▶ _TO BE DONE_:
Going through the material below, please gather all lines with the word "Strongly" in them.

<<<<

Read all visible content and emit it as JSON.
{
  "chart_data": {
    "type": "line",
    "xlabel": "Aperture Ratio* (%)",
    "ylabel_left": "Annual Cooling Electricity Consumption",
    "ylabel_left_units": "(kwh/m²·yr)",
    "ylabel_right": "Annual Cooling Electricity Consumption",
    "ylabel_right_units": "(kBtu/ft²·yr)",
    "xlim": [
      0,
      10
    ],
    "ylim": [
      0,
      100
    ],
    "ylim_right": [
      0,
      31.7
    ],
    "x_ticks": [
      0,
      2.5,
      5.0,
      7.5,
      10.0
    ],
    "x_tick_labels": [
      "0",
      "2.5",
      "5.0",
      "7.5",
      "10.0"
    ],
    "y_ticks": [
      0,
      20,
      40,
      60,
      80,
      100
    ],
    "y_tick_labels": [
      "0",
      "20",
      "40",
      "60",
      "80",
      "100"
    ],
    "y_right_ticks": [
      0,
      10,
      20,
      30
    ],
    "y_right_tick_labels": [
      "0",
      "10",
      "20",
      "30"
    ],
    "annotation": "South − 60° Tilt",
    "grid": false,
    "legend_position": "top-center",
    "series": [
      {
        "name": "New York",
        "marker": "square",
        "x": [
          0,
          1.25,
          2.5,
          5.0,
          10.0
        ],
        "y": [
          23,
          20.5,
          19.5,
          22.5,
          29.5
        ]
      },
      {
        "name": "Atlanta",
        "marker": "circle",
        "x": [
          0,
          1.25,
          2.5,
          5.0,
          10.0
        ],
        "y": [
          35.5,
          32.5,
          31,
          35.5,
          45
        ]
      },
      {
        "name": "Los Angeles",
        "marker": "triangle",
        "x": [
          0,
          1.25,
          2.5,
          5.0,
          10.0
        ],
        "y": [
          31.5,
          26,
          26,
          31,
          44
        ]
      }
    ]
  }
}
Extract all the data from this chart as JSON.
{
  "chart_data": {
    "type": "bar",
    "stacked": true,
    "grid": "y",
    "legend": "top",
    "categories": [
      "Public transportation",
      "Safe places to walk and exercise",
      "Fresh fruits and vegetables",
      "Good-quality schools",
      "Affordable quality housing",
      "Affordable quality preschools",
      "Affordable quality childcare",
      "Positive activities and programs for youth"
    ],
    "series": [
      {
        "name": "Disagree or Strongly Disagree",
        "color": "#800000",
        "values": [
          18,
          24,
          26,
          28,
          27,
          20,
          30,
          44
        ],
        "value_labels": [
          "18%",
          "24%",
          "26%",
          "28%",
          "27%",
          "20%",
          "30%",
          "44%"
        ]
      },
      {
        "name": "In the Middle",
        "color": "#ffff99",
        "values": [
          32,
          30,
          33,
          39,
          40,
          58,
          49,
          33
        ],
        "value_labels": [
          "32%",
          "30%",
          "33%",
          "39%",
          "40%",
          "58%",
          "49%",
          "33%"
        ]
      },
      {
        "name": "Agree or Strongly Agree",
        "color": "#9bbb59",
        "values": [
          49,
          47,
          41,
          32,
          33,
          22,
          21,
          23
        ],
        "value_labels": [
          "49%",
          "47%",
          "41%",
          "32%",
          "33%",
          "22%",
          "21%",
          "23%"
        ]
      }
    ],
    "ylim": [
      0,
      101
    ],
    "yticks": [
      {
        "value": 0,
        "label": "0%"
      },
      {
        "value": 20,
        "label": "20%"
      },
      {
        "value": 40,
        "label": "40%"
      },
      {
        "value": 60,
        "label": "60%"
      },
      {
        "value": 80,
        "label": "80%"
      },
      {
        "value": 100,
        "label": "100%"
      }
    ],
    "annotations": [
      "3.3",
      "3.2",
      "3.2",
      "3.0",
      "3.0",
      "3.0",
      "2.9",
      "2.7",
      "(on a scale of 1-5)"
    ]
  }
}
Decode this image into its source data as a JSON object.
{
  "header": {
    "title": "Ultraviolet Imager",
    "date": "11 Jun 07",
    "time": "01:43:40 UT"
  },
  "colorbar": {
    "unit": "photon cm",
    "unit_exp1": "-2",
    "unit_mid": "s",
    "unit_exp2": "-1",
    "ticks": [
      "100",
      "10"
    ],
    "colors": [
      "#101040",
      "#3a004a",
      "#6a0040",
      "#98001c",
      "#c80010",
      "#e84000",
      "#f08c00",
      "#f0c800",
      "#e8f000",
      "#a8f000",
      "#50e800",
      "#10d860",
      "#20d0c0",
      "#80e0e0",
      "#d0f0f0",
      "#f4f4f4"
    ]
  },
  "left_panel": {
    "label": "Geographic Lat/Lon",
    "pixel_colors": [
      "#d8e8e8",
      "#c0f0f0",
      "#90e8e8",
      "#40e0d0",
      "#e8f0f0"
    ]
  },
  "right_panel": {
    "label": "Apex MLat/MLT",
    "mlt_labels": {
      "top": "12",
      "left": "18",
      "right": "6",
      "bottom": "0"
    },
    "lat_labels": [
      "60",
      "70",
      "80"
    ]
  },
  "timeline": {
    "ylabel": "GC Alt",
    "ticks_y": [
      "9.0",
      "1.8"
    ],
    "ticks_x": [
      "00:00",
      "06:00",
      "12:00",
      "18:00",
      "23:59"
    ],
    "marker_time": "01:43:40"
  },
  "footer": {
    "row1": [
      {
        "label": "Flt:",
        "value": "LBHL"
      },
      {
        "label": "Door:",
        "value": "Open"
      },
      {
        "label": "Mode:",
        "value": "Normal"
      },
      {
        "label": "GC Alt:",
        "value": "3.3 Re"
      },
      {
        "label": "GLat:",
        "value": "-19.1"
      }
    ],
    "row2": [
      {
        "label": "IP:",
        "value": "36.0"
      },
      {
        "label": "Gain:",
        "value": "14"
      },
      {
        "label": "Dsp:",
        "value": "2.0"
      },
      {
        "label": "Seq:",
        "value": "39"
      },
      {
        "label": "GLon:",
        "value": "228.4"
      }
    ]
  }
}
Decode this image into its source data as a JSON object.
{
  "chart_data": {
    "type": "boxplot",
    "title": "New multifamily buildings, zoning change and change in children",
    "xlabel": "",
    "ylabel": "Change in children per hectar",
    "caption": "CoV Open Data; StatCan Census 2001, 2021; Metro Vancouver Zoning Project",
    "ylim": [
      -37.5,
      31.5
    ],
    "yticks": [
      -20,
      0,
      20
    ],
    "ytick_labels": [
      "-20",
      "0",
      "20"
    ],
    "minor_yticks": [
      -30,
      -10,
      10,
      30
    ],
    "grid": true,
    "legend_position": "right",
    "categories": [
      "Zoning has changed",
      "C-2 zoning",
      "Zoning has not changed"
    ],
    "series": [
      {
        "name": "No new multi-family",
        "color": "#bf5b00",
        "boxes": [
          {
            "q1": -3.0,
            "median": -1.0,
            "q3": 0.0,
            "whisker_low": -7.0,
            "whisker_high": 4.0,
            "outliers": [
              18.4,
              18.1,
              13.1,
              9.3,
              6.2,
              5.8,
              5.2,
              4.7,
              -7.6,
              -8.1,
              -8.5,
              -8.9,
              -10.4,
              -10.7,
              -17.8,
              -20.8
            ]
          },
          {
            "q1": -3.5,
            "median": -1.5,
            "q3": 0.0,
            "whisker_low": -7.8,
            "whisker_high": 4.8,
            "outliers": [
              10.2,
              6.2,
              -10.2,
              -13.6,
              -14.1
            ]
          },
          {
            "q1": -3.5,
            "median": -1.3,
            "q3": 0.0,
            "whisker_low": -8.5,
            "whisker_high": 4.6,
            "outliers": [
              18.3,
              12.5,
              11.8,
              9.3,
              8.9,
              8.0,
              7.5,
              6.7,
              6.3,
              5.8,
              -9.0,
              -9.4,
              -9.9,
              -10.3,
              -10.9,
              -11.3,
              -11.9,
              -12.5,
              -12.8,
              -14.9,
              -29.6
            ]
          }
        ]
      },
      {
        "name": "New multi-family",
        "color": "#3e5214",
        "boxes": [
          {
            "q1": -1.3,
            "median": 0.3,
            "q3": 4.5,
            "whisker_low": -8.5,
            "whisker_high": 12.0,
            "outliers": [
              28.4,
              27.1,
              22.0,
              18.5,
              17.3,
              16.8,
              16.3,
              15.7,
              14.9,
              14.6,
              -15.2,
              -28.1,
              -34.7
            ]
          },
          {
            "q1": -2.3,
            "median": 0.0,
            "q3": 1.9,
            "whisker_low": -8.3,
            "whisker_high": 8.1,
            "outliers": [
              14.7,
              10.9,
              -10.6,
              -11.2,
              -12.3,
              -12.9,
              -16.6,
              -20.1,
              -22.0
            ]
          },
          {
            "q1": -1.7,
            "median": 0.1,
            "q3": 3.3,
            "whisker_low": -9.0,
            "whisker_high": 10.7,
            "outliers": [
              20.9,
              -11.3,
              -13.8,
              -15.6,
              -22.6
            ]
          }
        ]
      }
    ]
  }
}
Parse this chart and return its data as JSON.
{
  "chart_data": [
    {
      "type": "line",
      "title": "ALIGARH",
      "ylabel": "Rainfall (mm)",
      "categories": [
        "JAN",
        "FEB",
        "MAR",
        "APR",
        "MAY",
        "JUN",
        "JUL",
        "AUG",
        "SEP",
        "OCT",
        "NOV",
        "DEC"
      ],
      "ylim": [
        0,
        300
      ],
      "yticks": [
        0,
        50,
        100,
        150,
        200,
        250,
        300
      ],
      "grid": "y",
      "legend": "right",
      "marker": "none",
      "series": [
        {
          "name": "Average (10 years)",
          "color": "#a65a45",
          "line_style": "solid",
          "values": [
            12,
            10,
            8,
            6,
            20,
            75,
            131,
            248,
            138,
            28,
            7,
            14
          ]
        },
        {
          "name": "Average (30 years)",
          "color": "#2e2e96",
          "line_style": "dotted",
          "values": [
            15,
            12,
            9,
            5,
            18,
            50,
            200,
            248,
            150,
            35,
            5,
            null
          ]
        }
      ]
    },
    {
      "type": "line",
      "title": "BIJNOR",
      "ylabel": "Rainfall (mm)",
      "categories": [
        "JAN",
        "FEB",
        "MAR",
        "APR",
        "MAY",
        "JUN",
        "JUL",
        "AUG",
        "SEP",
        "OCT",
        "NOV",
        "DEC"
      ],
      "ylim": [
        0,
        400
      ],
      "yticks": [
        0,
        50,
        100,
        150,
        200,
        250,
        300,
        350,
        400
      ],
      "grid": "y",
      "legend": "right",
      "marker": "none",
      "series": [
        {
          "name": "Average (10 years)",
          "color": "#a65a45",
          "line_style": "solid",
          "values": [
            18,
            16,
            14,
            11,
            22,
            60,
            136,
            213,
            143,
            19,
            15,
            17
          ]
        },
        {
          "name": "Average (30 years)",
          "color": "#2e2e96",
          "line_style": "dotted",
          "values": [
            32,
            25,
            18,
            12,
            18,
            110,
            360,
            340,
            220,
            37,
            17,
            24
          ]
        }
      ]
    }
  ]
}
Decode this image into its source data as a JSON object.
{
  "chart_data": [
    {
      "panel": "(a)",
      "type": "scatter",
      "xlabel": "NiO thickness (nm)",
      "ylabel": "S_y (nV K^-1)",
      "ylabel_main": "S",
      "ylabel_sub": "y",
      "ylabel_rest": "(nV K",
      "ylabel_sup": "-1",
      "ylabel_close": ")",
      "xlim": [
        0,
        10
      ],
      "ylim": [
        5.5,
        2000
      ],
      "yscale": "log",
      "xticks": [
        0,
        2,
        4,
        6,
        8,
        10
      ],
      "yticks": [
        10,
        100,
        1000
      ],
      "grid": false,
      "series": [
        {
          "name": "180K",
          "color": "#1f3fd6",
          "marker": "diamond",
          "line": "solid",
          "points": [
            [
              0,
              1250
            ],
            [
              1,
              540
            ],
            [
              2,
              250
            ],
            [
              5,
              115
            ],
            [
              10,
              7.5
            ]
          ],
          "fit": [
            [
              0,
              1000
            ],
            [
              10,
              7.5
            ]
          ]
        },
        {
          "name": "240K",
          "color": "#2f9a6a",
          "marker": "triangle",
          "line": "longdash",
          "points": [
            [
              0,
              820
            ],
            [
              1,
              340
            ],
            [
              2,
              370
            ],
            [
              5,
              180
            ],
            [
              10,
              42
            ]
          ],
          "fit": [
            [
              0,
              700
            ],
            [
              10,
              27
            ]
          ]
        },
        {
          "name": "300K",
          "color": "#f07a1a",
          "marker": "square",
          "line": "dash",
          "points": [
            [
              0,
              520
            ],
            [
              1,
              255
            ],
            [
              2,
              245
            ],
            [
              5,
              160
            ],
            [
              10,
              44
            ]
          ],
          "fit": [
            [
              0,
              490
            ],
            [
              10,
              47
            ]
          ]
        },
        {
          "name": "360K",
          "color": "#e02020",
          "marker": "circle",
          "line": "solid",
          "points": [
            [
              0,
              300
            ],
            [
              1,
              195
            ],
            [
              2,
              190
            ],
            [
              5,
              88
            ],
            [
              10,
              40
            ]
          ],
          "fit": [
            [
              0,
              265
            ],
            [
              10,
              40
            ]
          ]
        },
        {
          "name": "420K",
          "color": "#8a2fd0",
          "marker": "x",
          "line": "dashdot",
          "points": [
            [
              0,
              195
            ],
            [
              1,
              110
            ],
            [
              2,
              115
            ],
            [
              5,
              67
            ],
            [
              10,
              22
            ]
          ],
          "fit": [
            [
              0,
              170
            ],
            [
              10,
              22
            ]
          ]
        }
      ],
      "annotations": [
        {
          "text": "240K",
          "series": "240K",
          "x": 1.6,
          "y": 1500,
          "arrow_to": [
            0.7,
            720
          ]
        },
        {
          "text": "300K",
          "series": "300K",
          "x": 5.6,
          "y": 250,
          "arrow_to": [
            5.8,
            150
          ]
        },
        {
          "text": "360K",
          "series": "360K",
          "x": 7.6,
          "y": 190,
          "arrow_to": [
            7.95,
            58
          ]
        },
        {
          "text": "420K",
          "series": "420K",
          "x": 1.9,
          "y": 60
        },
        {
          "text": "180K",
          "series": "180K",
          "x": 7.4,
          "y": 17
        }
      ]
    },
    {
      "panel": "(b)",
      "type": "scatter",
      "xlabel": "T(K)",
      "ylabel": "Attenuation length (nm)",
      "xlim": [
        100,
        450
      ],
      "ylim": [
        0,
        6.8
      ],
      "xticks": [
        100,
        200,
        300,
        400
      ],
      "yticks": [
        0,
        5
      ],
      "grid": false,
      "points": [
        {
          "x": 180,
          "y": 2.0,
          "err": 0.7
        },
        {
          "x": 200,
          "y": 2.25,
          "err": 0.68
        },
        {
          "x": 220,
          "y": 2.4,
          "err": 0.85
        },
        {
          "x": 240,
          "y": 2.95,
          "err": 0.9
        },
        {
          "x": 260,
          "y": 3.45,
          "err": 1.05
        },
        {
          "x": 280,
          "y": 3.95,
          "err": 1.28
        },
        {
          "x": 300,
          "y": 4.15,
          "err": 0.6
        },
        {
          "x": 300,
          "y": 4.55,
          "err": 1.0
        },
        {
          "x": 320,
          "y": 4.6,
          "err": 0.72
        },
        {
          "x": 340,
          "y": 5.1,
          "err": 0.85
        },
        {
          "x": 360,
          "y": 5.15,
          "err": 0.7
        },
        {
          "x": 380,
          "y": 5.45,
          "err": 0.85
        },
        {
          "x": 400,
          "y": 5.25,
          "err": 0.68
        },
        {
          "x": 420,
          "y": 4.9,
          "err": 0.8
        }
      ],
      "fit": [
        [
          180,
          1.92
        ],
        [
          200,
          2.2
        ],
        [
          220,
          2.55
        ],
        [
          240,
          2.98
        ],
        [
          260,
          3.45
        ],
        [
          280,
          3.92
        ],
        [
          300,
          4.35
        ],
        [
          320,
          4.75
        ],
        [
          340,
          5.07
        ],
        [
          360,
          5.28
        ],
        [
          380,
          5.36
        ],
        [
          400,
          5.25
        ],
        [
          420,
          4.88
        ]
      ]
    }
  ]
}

>>>>

▶ _WRITTEN SOLUTION_:
        "name": "Disagree or Strongly Disagree",
        "name": "Agree or Strongly Agree",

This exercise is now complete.